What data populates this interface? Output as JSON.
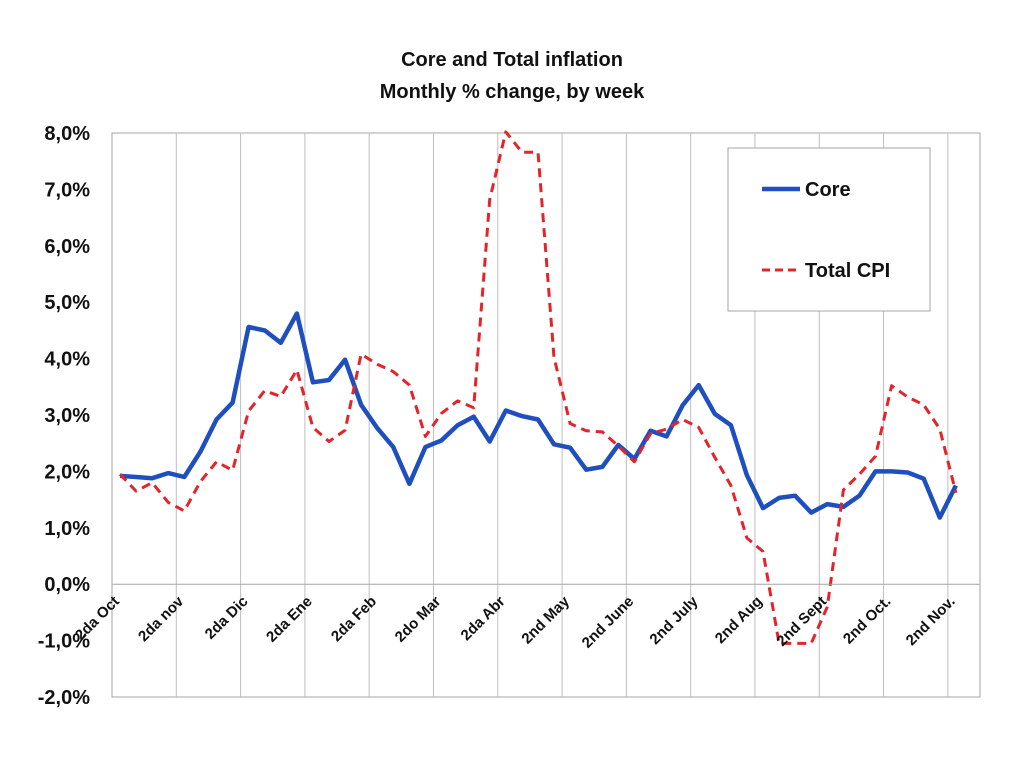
{
  "chart_data": {
    "type": "line",
    "title": "Core and Total inflation",
    "subtitle": "Monthly % change, by week",
    "xlabel": "",
    "ylabel": "",
    "ylim": [
      -2,
      8
    ],
    "ytick_step": 1,
    "y_tick_labels": [
      "-2,0%",
      "-1,0%",
      "0,0%",
      "1,0%",
      "2,0%",
      "3,0%",
      "4,0%",
      "5,0%",
      "6,0%",
      "7,0%",
      "8,0%"
    ],
    "x_tick_labels": [
      {
        "label": "2da Oct",
        "index": 0
      },
      {
        "label": "2da nov",
        "index": 4
      },
      {
        "label": "2da Dic",
        "index": 8
      },
      {
        "label": "2da Ene",
        "index": 12
      },
      {
        "label": "2da Feb",
        "index": 16
      },
      {
        "label": "2do Mar",
        "index": 20
      },
      {
        "label": "2da Abr",
        "index": 24
      },
      {
        "label": "2nd May",
        "index": 28
      },
      {
        "label": "2nd June",
        "index": 32
      },
      {
        "label": "2nd July",
        "index": 36
      },
      {
        "label": "2nd Aug",
        "index": 40
      },
      {
        "label": "2nd Sept",
        "index": 44
      },
      {
        "label": "2nd Oct.",
        "index": 48
      },
      {
        "label": "2nd Nov.",
        "index": 52
      }
    ],
    "grid": "vertical",
    "legend_position": "top-right",
    "series": [
      {
        "name": "Core",
        "color": "#1f4fbf",
        "style": "solid",
        "values": [
          1.92,
          1.9,
          1.88,
          1.97,
          1.9,
          2.35,
          2.92,
          3.22,
          4.56,
          4.5,
          4.28,
          4.8,
          3.58,
          3.62,
          3.98,
          3.18,
          2.77,
          2.43,
          1.78,
          2.43,
          2.55,
          2.82,
          2.97,
          2.53,
          3.08,
          2.98,
          2.92,
          2.48,
          2.42,
          2.03,
          2.08,
          2.47,
          2.22,
          2.72,
          2.62,
          3.17,
          3.53,
          3.02,
          2.82,
          1.93,
          1.35,
          1.53,
          1.57,
          1.27,
          1.42,
          1.37,
          1.57,
          2.0,
          2.0,
          1.98,
          1.87,
          1.18,
          1.75
        ]
      },
      {
        "name": "Total CPI",
        "color": "#e3242b",
        "style": "dashed",
        "values": [
          1.95,
          1.65,
          1.8,
          1.45,
          1.3,
          1.82,
          2.17,
          2.02,
          3.07,
          3.43,
          3.33,
          3.8,
          2.78,
          2.53,
          2.73,
          4.08,
          3.9,
          3.77,
          3.53,
          2.62,
          3.03,
          3.25,
          3.13,
          6.82,
          8.02,
          7.66,
          7.66,
          4.02,
          2.85,
          2.72,
          2.7,
          2.45,
          2.17,
          2.67,
          2.75,
          2.92,
          2.78,
          2.25,
          1.75,
          0.82,
          0.58,
          -1.05,
          -1.05,
          -1.05,
          -0.4,
          1.67,
          1.95,
          2.27,
          3.52,
          3.32,
          3.18,
          2.75,
          1.62
        ]
      }
    ]
  }
}
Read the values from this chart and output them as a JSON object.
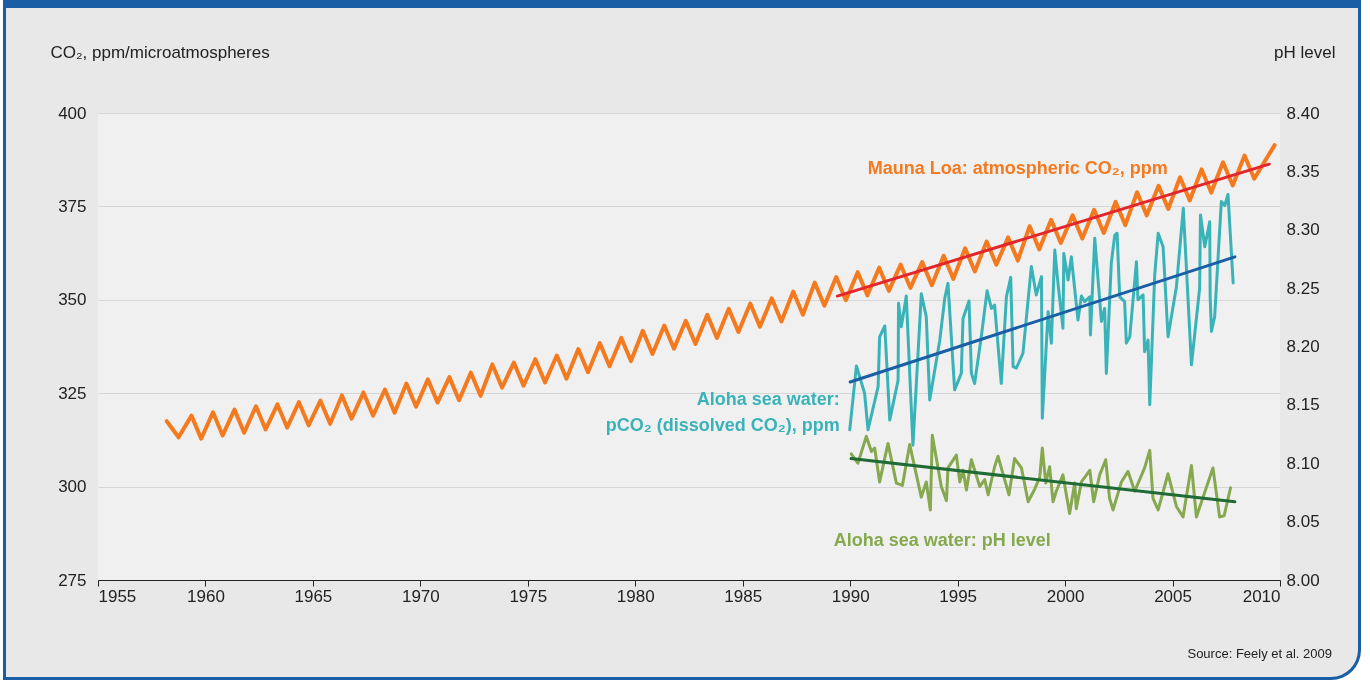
{
  "chart_data": {
    "type": "line",
    "ylabel": "CO₂, ppm/microatmospheres",
    "y2label": "pH level",
    "xlim": [
      1955,
      2010
    ],
    "xticks": [
      1955,
      1960,
      1965,
      1970,
      1975,
      1980,
      1985,
      1990,
      1995,
      2000,
      2005,
      2010
    ],
    "ylim": [
      275,
      400
    ],
    "yticks": [
      275,
      300,
      325,
      350,
      375,
      400
    ],
    "y2lim": [
      8.0,
      8.4
    ],
    "y2ticks": [
      {
        "value": 8.0,
        "label": "8.00"
      },
      8.05,
      {
        "value": 8.1,
        "label": "8.10"
      },
      8.15,
      {
        "value": 8.2,
        "label": "8.20"
      },
      8.25,
      {
        "value": 8.3,
        "label": "8.30"
      },
      8.35,
      {
        "value": 8.4,
        "label": "8.40"
      }
    ],
    "grid": "y",
    "marker": "none",
    "line_style": "solid",
    "series": [
      {
        "name": "Mauna Loa: atmospheric CO₂, ppm",
        "color": "#f47a20",
        "x": [
          1958.2,
          1958.75,
          1959.35,
          1959.8,
          1960.35,
          1960.8,
          1961.35,
          1961.8,
          1962.35,
          1962.8,
          1963.35,
          1963.8,
          1964.35,
          1964.8,
          1965.35,
          1965.8,
          1966.35,
          1966.8,
          1967.35,
          1967.8,
          1968.35,
          1968.8,
          1969.35,
          1969.8,
          1970.35,
          1970.8,
          1971.35,
          1971.8,
          1972.35,
          1972.8,
          1973.35,
          1973.8,
          1974.35,
          1974.8,
          1975.35,
          1975.8,
          1976.35,
          1976.8,
          1977.35,
          1977.8,
          1978.35,
          1978.8,
          1979.35,
          1979.8,
          1980.35,
          1980.8,
          1981.35,
          1981.8,
          1982.35,
          1982.8,
          1983.35,
          1983.8,
          1984.35,
          1984.8,
          1985.35,
          1985.8,
          1986.35,
          1986.8,
          1987.35,
          1987.8,
          1988.35,
          1988.8,
          1989.35,
          1989.8,
          1990.35,
          1990.8,
          1991.35,
          1991.8,
          1992.35,
          1992.8,
          1993.35,
          1993.8,
          1994.35,
          1994.8,
          1995.35,
          1995.8,
          1996.35,
          1996.8,
          1997.35,
          1997.8,
          1998.35,
          1998.8,
          1999.35,
          1999.8,
          2000.35,
          2000.8,
          2001.35,
          2001.8,
          2002.35,
          2002.8,
          2003.35,
          2003.8,
          2004.35,
          2004.8,
          2005.35,
          2005.8,
          2006.35,
          2006.8,
          2007.35,
          2007.8,
          2008.35,
          2008.8,
          2009.75
        ],
        "values": [
          317.5,
          313.2,
          319.0,
          312.8,
          319.9,
          313.7,
          320.6,
          314.4,
          321.5,
          315.3,
          322.0,
          315.8,
          322.6,
          316.4,
          323.0,
          316.8,
          324.4,
          318.2,
          325.2,
          319.0,
          326.0,
          319.8,
          327.6,
          321.4,
          328.7,
          322.5,
          329.3,
          323.1,
          330.5,
          324.3,
          332.7,
          326.5,
          333.2,
          327.0,
          334.1,
          327.9,
          335.1,
          328.9,
          336.8,
          330.6,
          338.4,
          332.2,
          339.8,
          333.6,
          341.7,
          335.5,
          343.1,
          336.9,
          344.4,
          338.2,
          346.0,
          339.8,
          347.6,
          341.4,
          349.0,
          342.8,
          350.4,
          344.2,
          352.2,
          346.0,
          354.6,
          348.4,
          356.1,
          349.9,
          357.4,
          351.2,
          358.6,
          352.4,
          359.4,
          353.2,
          360.1,
          353.9,
          361.8,
          355.6,
          363.8,
          357.6,
          365.6,
          359.4,
          366.7,
          360.5,
          369.7,
          363.5,
          371.4,
          365.2,
          372.6,
          366.4,
          374.1,
          367.9,
          376.2,
          370.0,
          378.8,
          372.6,
          380.5,
          374.3,
          382.8,
          376.6,
          384.9,
          378.7,
          386.8,
          380.6,
          388.6,
          382.4,
          391.4
        ]
      },
      {
        "type": "line",
        "color": "#e3262b",
        "x": [
          1989.4,
          2009.5
        ],
        "values": [
          351.0,
          386.3
        ]
      },
      {
        "name": "Aloha sea water: pCO₂ (dissolved CO₂), ppm",
        "color": "#3ab3b8",
        "x": [
          1989.98,
          1990.29,
          1990.67,
          1990.83,
          1991.3,
          1991.37,
          1991.61,
          1991.84,
          1992.23,
          1992.25,
          1992.38,
          1992.61,
          1992.92,
          1993.31,
          1993.54,
          1993.7,
          1994.17,
          1994.4,
          1994.55,
          1994.86,
          1995.17,
          1995.25,
          1995.53,
          1995.64,
          1995.79,
          1996.1,
          1996.37,
          1996.57,
          1996.72,
          1997.03,
          1997.27,
          1997.47,
          1997.58,
          1997.73,
          1998.04,
          1998.43,
          1998.66,
          1998.9,
          1998.94,
          1999.21,
          1999.36,
          1999.52,
          1999.67,
          1999.9,
          1999.94,
          2000.14,
          2000.29,
          2000.6,
          2000.76,
          2000.91,
          2001.15,
          2001.18,
          2001.38,
          2001.69,
          2001.84,
          2001.92,
          2002.15,
          2002.31,
          2002.42,
          2002.54,
          2002.77,
          2002.85,
          2003.01,
          2003.32,
          2003.39,
          2003.63,
          2003.7,
          2003.86,
          2003.94,
          2004.17,
          2004.33,
          2004.56,
          2004.79,
          2005.18,
          2005.5,
          2005.88,
          2006.26,
          2006.3,
          2006.5,
          2006.73,
          2006.75,
          2006.81,
          2006.96,
          2007.27,
          2007.43,
          2007.58,
          2007.82
        ],
        "values": [
          315.2,
          332.3,
          325.0,
          315.2,
          326.8,
          340.1,
          343.0,
          317.8,
          328.5,
          349.1,
          342.8,
          351.0,
          311.1,
          351.6,
          345.5,
          323.2,
          339.2,
          350.4,
          354.4,
          325.9,
          330.3,
          345.0,
          349.7,
          330.3,
          327.6,
          340.1,
          352.4,
          347.7,
          348.6,
          327.6,
          350.8,
          356.0,
          332.1,
          331.7,
          335.7,
          358.9,
          351.3,
          356.2,
          318.3,
          346.8,
          338.4,
          363.3,
          354.4,
          342.4,
          362.4,
          355.3,
          361.5,
          344.6,
          351.0,
          349.5,
          350.8,
          340.6,
          366.5,
          344.2,
          347.7,
          330.3,
          359.8,
          367.3,
          367.8,
          350.8,
          349.5,
          338.4,
          340.1,
          360.2,
          350.0,
          351.3,
          336.1,
          339.2,
          321.9,
          356.6,
          367.8,
          364.2,
          340.1,
          353.5,
          374.5,
          332.6,
          353.1,
          372.7,
          364.2,
          370.9,
          350.8,
          341.5,
          345.5,
          376.3,
          375.2,
          378.2,
          354.5
        ]
      },
      {
        "type": "line",
        "color": "#1a5ea6",
        "x": [
          1990.0,
          2007.9
        ],
        "values": [
          328.0,
          361.5
        ]
      },
      {
        "name": "Aloha sea water: pH level",
        "color": "#86a84e",
        "axis": "y2",
        "x": [
          1990.05,
          1990.36,
          1990.75,
          1990.99,
          1991.14,
          1991.37,
          1991.76,
          1992.15,
          1992.43,
          1992.77,
          1993.31,
          1993.54,
          1993.73,
          1993.82,
          1994.24,
          1994.48,
          1994.55,
          1994.94,
          1995.1,
          1995.25,
          1995.41,
          1995.64,
          1996.03,
          1996.26,
          1996.42,
          1996.72,
          1996.88,
          1997.03,
          1997.39,
          1997.65,
          1997.97,
          1998.28,
          1998.59,
          1998.82,
          1998.94,
          1999.1,
          1999.28,
          1999.44,
          1999.59,
          1999.9,
          2000.21,
          2000.45,
          2000.52,
          2000.76,
          2001.15,
          2001.33,
          2001.61,
          2001.89,
          2002.07,
          2002.23,
          2002.62,
          2002.93,
          2003.24,
          2003.7,
          2003.94,
          2004.09,
          2004.33,
          2004.79,
          2005.18,
          2005.49,
          2005.88,
          2006.11,
          2006.88,
          2007.19,
          2007.4,
          2007.7
        ],
        "values": [
          8.108,
          8.1,
          8.123,
          8.11,
          8.113,
          8.084,
          8.117,
          8.083,
          8.081,
          8.116,
          8.071,
          8.084,
          8.06,
          8.124,
          8.08,
          8.068,
          8.096,
          8.107,
          8.084,
          8.094,
          8.077,
          8.103,
          8.08,
          8.086,
          8.073,
          8.097,
          8.106,
          8.096,
          8.073,
          8.104,
          8.096,
          8.067,
          8.078,
          8.088,
          8.113,
          8.083,
          8.097,
          8.067,
          8.076,
          8.09,
          8.057,
          8.083,
          8.061,
          8.084,
          8.094,
          8.067,
          8.09,
          8.103,
          8.07,
          8.06,
          8.084,
          8.093,
          8.076,
          8.096,
          8.111,
          8.07,
          8.06,
          8.091,
          8.063,
          8.054,
          8.098,
          8.054,
          8.096,
          8.054,
          8.055,
          8.079
        ]
      },
      {
        "type": "line",
        "color": "#1f6b36",
        "axis": "y2",
        "x": [
          1990.04,
          2007.9
        ],
        "values": [
          8.104,
          8.067
        ]
      }
    ],
    "annotations": [
      "Source: Feely et al. 2009"
    ]
  }
}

◆ WHAT TO DO: Compute the number of lines above that contain the string "JSON". Reply with that value only.

◆ SOLUTION TO THIS TASK: 2